_GIVEN EXERCISE_
Go through the material and pull out every line with the string "JSON" in it.

* Begin MATERIAL FOR THIS TASK *

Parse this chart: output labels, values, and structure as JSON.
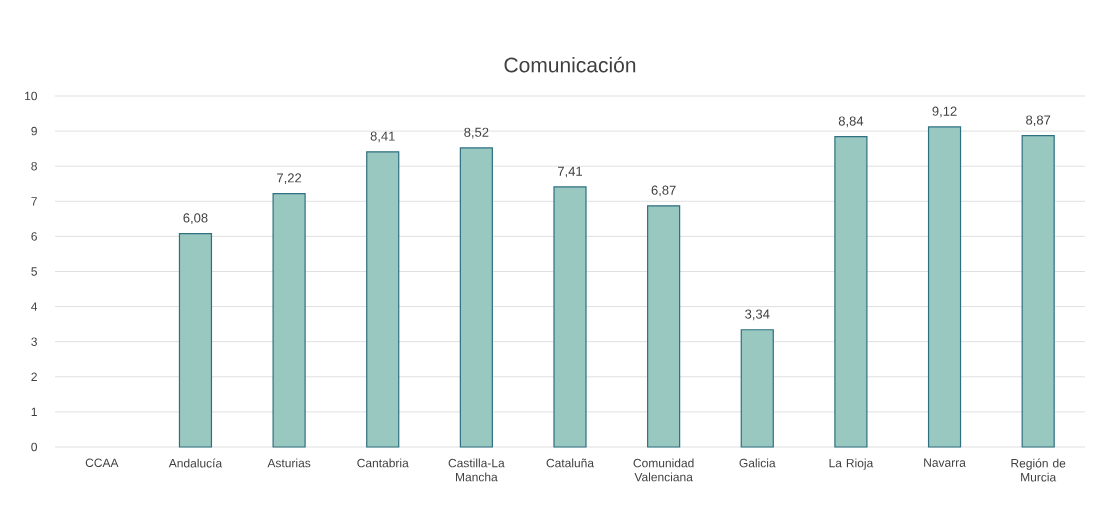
{
  "chart_data": {
    "type": "bar",
    "title": "Comunicación",
    "categories": [
      "CCAA",
      "Andalucía",
      "Asturias",
      "Cantabria",
      "Castilla-La Mancha",
      "Cataluña",
      "Comunidad Valenciana",
      "Galicia",
      "La Rioja",
      "Navarra",
      "Región de Murcia"
    ],
    "values": [
      null,
      6.08,
      7.22,
      8.41,
      8.52,
      7.41,
      6.87,
      3.34,
      8.84,
      9.12,
      8.87
    ],
    "value_labels": [
      null,
      "6,08",
      "7,22",
      "8,41",
      "8,52",
      "7,41",
      "6,87",
      "3,34",
      "8,84",
      "9,12",
      "8,87"
    ],
    "color": "#98c8c0",
    "ylim": [
      0,
      10
    ],
    "yticks": [
      0,
      1,
      2,
      3,
      4,
      5,
      6,
      7,
      8,
      9,
      10
    ],
    "grid": "y"
  }
}
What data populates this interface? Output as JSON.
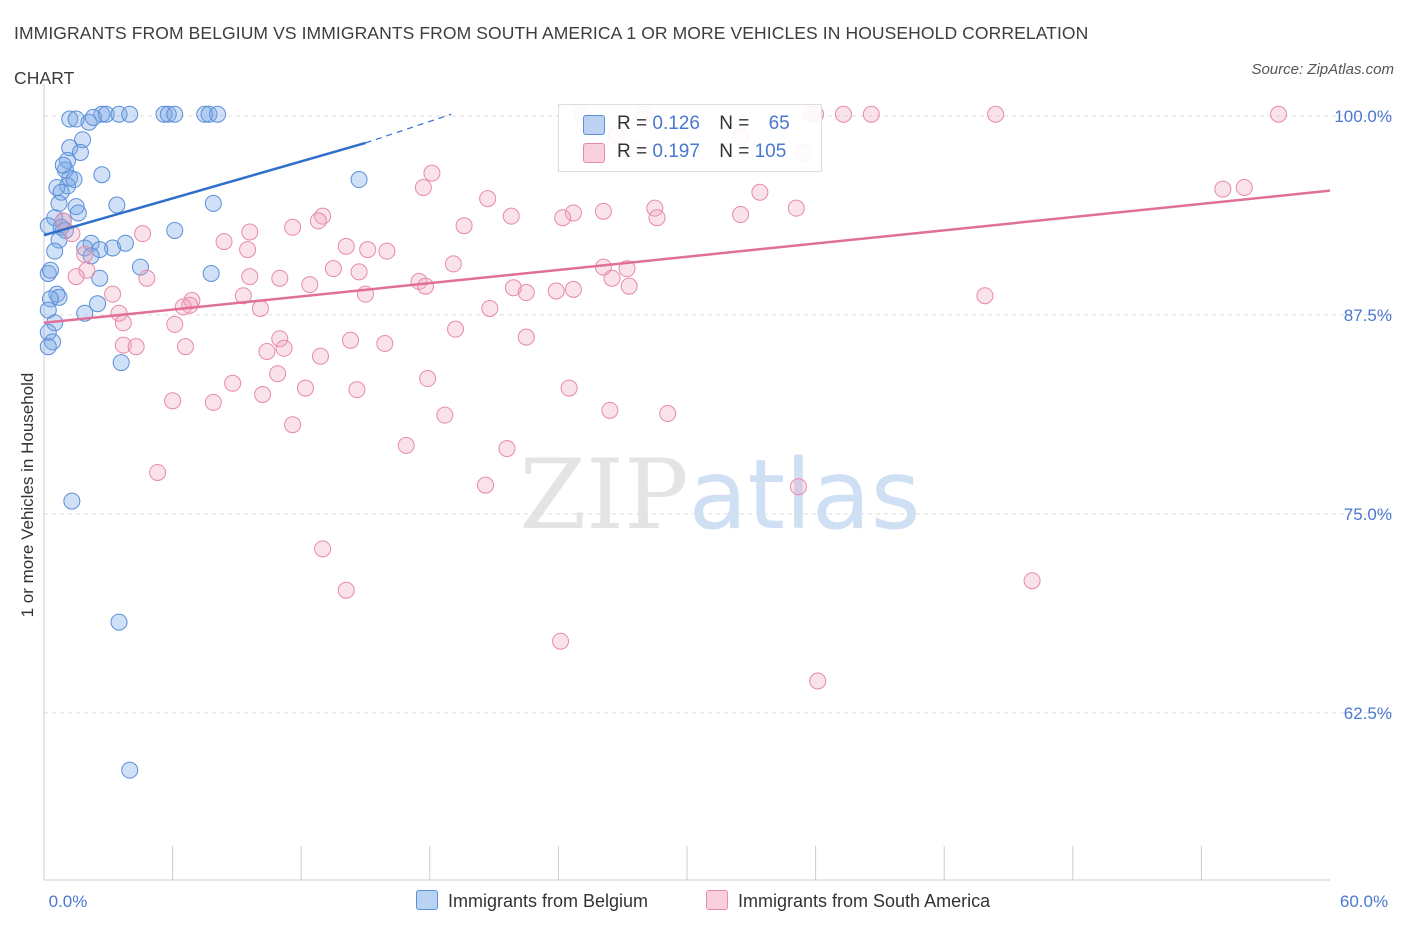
{
  "title_line1": "IMMIGRANTS FROM BELGIUM VS IMMIGRANTS FROM SOUTH AMERICA 1 OR MORE VEHICLES IN HOUSEHOLD CORRELATION",
  "title_line2": "CHART",
  "source": "Source: ZipAtlas.com",
  "watermark": "ZIPatlas",
  "colors": {
    "belgium": "#5b8fd8",
    "belgium_fill": "rgba(120,165,230,0.35)",
    "belgium_line": "#2f6fcc",
    "south_america": "#e88aa8",
    "south_america_fill": "rgba(240,160,190,0.30)",
    "south_america_line": "#e0709a",
    "axis_text": "#4a78d0",
    "grid": "#dddddd"
  },
  "legend": {
    "belgium": {
      "r_label": "R = ",
      "r_value": "0.126",
      "n_label": "N = ",
      "n_value": "65"
    },
    "south_america": {
      "r_label": "R = ",
      "r_value": "0.197",
      "n_label": "N = ",
      "n_value": "105"
    }
  },
  "chart_data": {
    "type": "scatter",
    "title": "Immigrants from Belgium vs Immigrants from South America 1 or more Vehicles in Household Correlation Chart",
    "xlabel": "",
    "ylabel": "1 or more Vehicles in Household",
    "xlim": [
      0,
      60
    ],
    "ylim": [
      52,
      102
    ],
    "x_tick_labels": [
      "0.0%",
      "60.0%"
    ],
    "y_ticks": [
      100.0,
      87.5,
      75.0,
      62.5
    ],
    "y_tick_labels": [
      "100.0%",
      "87.5%",
      "75.0%",
      "62.5%"
    ],
    "legend_position": "bottom",
    "series": [
      {
        "name": "Immigrants from Belgium",
        "color_key": "belgium",
        "trend": {
          "x": [
            0,
            15
          ],
          "y": [
            92.5,
            98.3
          ],
          "dashed_to": [
            19,
            100.1
          ]
        },
        "points": [
          [
            2.7,
            100.1
          ],
          [
            2.9,
            100.1
          ],
          [
            3.5,
            100.1
          ],
          [
            4.0,
            100.1
          ],
          [
            5.6,
            100.1
          ],
          [
            5.8,
            100.1
          ],
          [
            6.1,
            100.1
          ],
          [
            7.5,
            100.1
          ],
          [
            7.7,
            100.1
          ],
          [
            8.1,
            100.1
          ],
          [
            1.2,
            99.8
          ],
          [
            2.1,
            99.6
          ],
          [
            1.8,
            98.5
          ],
          [
            1.2,
            98.0
          ],
          [
            1.1,
            97.2
          ],
          [
            1.7,
            97.7
          ],
          [
            1.0,
            96.6
          ],
          [
            1.2,
            96.1
          ],
          [
            2.7,
            96.3
          ],
          [
            1.1,
            95.6
          ],
          [
            0.6,
            95.5
          ],
          [
            0.8,
            95.2
          ],
          [
            0.7,
            94.5
          ],
          [
            3.4,
            94.4
          ],
          [
            7.9,
            94.5
          ],
          [
            1.5,
            94.3
          ],
          [
            1.6,
            93.9
          ],
          [
            0.5,
            93.6
          ],
          [
            0.9,
            93.4
          ],
          [
            0.8,
            93.0
          ],
          [
            1.0,
            92.8
          ],
          [
            6.1,
            92.8
          ],
          [
            0.7,
            92.2
          ],
          [
            2.2,
            92.0
          ],
          [
            3.8,
            92.0
          ],
          [
            3.2,
            91.7
          ],
          [
            1.9,
            91.7
          ],
          [
            2.6,
            91.6
          ],
          [
            0.5,
            91.5
          ],
          [
            2.2,
            91.2
          ],
          [
            4.5,
            90.5
          ],
          [
            7.8,
            90.1
          ],
          [
            0.2,
            90.1
          ],
          [
            2.6,
            89.8
          ],
          [
            0.6,
            88.8
          ],
          [
            0.7,
            88.6
          ],
          [
            0.3,
            88.5
          ],
          [
            2.5,
            88.2
          ],
          [
            0.2,
            87.8
          ],
          [
            1.9,
            87.6
          ],
          [
            0.5,
            87.0
          ],
          [
            0.2,
            86.4
          ],
          [
            0.4,
            85.8
          ],
          [
            0.2,
            85.5
          ],
          [
            3.6,
            84.5
          ],
          [
            14.7,
            96.0
          ],
          [
            1.3,
            75.8
          ],
          [
            3.5,
            68.2
          ],
          [
            4.0,
            58.9
          ],
          [
            0.2,
            93.1
          ],
          [
            0.3,
            90.3
          ],
          [
            1.5,
            99.8
          ],
          [
            2.3,
            99.9
          ],
          [
            0.9,
            96.9
          ],
          [
            1.4,
            96.0
          ]
        ]
      },
      {
        "name": "Immigrants from South America",
        "color_key": "south_america",
        "trend": {
          "x": [
            0,
            60
          ],
          "y": [
            87.0,
            95.3
          ]
        },
        "points": [
          [
            25.1,
            100.1
          ],
          [
            28.0,
            100.1
          ],
          [
            35.8,
            100.1
          ],
          [
            36.0,
            100.1
          ],
          [
            37.3,
            100.1
          ],
          [
            38.6,
            100.1
          ],
          [
            44.4,
            100.1
          ],
          [
            57.6,
            100.1
          ],
          [
            26.7,
            98.8
          ],
          [
            32.5,
            98.7
          ],
          [
            35.4,
            97.7
          ],
          [
            27.5,
            97.9
          ],
          [
            18.1,
            96.4
          ],
          [
            17.7,
            95.5
          ],
          [
            56.0,
            95.5
          ],
          [
            55.0,
            95.4
          ],
          [
            33.4,
            95.2
          ],
          [
            20.7,
            94.8
          ],
          [
            35.1,
            94.2
          ],
          [
            28.5,
            94.2
          ],
          [
            26.1,
            94.0
          ],
          [
            24.7,
            93.9
          ],
          [
            32.5,
            93.8
          ],
          [
            21.8,
            93.7
          ],
          [
            13.0,
            93.7
          ],
          [
            28.6,
            93.6
          ],
          [
            24.2,
            93.6
          ],
          [
            12.8,
            93.4
          ],
          [
            19.6,
            93.1
          ],
          [
            11.6,
            93.0
          ],
          [
            9.6,
            92.7
          ],
          [
            4.6,
            92.6
          ],
          [
            8.4,
            92.1
          ],
          [
            14.1,
            91.8
          ],
          [
            15.1,
            91.6
          ],
          [
            9.5,
            91.6
          ],
          [
            16.0,
            91.5
          ],
          [
            19.1,
            90.7
          ],
          [
            26.1,
            90.5
          ],
          [
            13.5,
            90.4
          ],
          [
            27.2,
            90.4
          ],
          [
            14.7,
            90.2
          ],
          [
            9.6,
            89.9
          ],
          [
            4.8,
            89.8
          ],
          [
            26.5,
            89.8
          ],
          [
            11.0,
            89.8
          ],
          [
            17.5,
            89.6
          ],
          [
            12.4,
            89.4
          ],
          [
            17.8,
            89.3
          ],
          [
            27.3,
            89.3
          ],
          [
            21.9,
            89.2
          ],
          [
            24.7,
            89.1
          ],
          [
            23.9,
            89.0
          ],
          [
            22.5,
            88.9
          ],
          [
            15.0,
            88.8
          ],
          [
            9.3,
            88.7
          ],
          [
            43.9,
            88.7
          ],
          [
            6.9,
            88.4
          ],
          [
            6.8,
            88.1
          ],
          [
            20.8,
            87.9
          ],
          [
            3.5,
            87.6
          ],
          [
            3.7,
            87.0
          ],
          [
            6.1,
            86.9
          ],
          [
            19.2,
            86.6
          ],
          [
            22.5,
            86.1
          ],
          [
            11.0,
            86.0
          ],
          [
            14.3,
            85.9
          ],
          [
            15.9,
            85.7
          ],
          [
            3.7,
            85.6
          ],
          [
            6.6,
            85.5
          ],
          [
            4.3,
            85.5
          ],
          [
            10.4,
            85.2
          ],
          [
            11.2,
            85.4
          ],
          [
            12.9,
            84.9
          ],
          [
            10.9,
            83.8
          ],
          [
            17.9,
            83.5
          ],
          [
            8.8,
            83.2
          ],
          [
            12.2,
            82.9
          ],
          [
            14.6,
            82.8
          ],
          [
            24.5,
            82.9
          ],
          [
            10.2,
            82.5
          ],
          [
            6.0,
            82.1
          ],
          [
            7.9,
            82.0
          ],
          [
            26.4,
            81.5
          ],
          [
            18.7,
            81.2
          ],
          [
            29.1,
            81.3
          ],
          [
            11.6,
            80.6
          ],
          [
            16.9,
            79.3
          ],
          [
            21.6,
            79.1
          ],
          [
            5.3,
            77.6
          ],
          [
            20.6,
            76.8
          ],
          [
            35.2,
            76.7
          ],
          [
            13.0,
            72.8
          ],
          [
            14.1,
            70.2
          ],
          [
            46.1,
            70.8
          ],
          [
            24.1,
            67.0
          ],
          [
            36.1,
            64.5
          ],
          [
            2.0,
            90.3
          ],
          [
            1.5,
            89.9
          ],
          [
            3.2,
            88.8
          ],
          [
            0.9,
            93.4
          ],
          [
            1.3,
            92.6
          ],
          [
            1.9,
            91.3
          ],
          [
            6.5,
            88.0
          ],
          [
            10.1,
            87.9
          ]
        ]
      }
    ]
  }
}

* End MATERIAL FOR THIS TASK *

_RESPONSE BELOW_
Parse this chart: output labels, values, and structure as JSON.
What data populates this interface? Output as JSON.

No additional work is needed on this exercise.